TASK REQUIREMENTS >> Starting with the line that contains "Convert this document image to plain text.", write out each line through the end of the listing, unchanged. Output nothing else.

ENTRIES SHOWN >>
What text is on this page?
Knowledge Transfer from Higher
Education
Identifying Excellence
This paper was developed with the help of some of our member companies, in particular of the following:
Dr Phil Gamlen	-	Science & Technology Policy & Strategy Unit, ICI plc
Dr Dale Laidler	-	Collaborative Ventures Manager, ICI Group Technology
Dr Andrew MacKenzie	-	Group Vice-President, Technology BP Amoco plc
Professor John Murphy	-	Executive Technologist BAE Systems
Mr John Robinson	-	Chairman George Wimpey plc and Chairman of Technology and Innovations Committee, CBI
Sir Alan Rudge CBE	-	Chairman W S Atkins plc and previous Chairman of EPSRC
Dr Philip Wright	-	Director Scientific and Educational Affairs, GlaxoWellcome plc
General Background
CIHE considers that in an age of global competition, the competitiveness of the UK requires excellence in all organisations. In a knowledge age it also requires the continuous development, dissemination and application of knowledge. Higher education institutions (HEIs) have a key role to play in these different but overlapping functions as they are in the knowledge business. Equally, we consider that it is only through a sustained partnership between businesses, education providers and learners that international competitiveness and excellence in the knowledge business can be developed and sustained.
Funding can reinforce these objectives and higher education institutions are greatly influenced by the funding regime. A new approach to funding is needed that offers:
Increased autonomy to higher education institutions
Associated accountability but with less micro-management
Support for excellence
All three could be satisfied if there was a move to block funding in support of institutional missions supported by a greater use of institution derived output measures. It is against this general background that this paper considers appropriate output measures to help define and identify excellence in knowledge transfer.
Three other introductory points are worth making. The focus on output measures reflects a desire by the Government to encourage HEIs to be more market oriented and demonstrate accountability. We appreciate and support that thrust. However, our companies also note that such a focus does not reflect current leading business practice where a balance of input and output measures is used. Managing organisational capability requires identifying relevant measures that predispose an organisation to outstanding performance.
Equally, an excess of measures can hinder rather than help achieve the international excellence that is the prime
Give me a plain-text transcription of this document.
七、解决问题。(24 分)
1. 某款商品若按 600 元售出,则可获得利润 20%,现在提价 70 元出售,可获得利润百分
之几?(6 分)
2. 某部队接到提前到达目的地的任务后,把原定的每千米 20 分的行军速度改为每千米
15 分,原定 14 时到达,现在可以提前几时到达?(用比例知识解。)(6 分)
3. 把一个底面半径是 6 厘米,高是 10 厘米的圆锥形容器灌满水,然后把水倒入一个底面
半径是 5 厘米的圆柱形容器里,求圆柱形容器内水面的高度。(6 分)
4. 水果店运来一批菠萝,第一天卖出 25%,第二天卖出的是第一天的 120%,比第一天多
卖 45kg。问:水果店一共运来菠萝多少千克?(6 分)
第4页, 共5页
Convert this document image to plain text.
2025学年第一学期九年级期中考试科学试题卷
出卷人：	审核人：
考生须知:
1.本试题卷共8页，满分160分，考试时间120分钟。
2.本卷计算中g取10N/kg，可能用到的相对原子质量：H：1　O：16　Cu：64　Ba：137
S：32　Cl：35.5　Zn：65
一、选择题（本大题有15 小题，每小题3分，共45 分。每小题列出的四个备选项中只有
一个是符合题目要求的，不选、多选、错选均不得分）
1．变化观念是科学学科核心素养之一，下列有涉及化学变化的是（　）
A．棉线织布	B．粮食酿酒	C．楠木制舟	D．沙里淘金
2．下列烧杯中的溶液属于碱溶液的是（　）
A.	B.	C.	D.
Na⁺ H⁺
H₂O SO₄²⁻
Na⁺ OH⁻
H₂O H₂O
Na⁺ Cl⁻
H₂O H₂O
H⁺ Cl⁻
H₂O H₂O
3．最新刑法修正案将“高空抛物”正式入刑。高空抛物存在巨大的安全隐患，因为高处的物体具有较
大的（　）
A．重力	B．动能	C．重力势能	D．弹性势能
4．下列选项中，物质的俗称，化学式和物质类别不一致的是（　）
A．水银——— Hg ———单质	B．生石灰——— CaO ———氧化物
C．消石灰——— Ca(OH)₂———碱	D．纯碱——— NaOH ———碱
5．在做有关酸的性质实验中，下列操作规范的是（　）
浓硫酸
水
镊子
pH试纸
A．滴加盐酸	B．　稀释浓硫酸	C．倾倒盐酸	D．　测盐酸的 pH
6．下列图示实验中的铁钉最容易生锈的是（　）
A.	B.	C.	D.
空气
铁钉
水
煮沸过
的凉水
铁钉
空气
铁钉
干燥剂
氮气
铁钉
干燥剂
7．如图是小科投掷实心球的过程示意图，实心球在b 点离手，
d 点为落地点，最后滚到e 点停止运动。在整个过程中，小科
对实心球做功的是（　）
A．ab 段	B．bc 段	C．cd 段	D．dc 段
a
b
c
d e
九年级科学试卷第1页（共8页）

ANSWER IN FULL >>
Convert this document image to plain text.
2025学年第一学期九年级期中考试科学试题卷
出卷人：	审核人：
考生须知:
1.本试题卷共8页，满分160分，考试时间120分钟。
2.本卷计算中g取10N/kg，可能用到的相对原子质量：H：1　O：16　Cu：64　Ba：137
S：32　Cl：35.5　Zn：65
一、选择题（本大题有15 小题，每小题3分，共45 分。每小题列出的四个备选项中只有
一个是符合题目要求的，不选、多选、错选均不得分）
1．变化观念是科学学科核心素养之一，下列有涉及化学变化的是（　）
A．棉线织布	B．粮食酿酒	C．楠木制舟	D．沙里淘金
2．下列烧杯中的溶液属于碱溶液的是（　）
A.	B.	C.	D.
Na⁺ H⁺
H₂O SO₄²⁻
Na⁺ OH⁻
H₂O H₂O
Na⁺ Cl⁻
H₂O H₂O
H⁺ Cl⁻
H₂O H₂O
3．最新刑法修正案将“高空抛物”正式入刑。高空抛物存在巨大的安全隐患，因为高处的物体具有较
大的（　）
A．重力	B．动能	C．重力势能	D．弹性势能
4．下列选项中，物质的俗称，化学式和物质类别不一致的是（　）
A．水银——— Hg ———单质	B．生石灰——— CaO ———氧化物
C．消石灰——— Ca(OH)₂———碱	D．纯碱——— NaOH ———碱
5．在做有关酸的性质实验中，下列操作规范的是（　）
浓硫酸
水
镊子
pH试纸
A．滴加盐酸	B．　稀释浓硫酸	C．倾倒盐酸	D．　测盐酸的 pH
6．下列图示实验中的铁钉最容易生锈的是（　）
A.	B.	C.	D.
空气
铁钉
水
煮沸过
的凉水
铁钉
空气
铁钉
干燥剂
氮气
铁钉
干燥剂
7．如图是小科投掷实心球的过程示意图，实心球在b 点离手，
d 点为落地点，最后滚到e 点停止运动。在整个过程中，小科
对实心球做功的是（　）
A．ab 段	B．bc 段	C．cd 段	D．dc 段
a
b
c
d e
九年级科学试卷第1页（共8页）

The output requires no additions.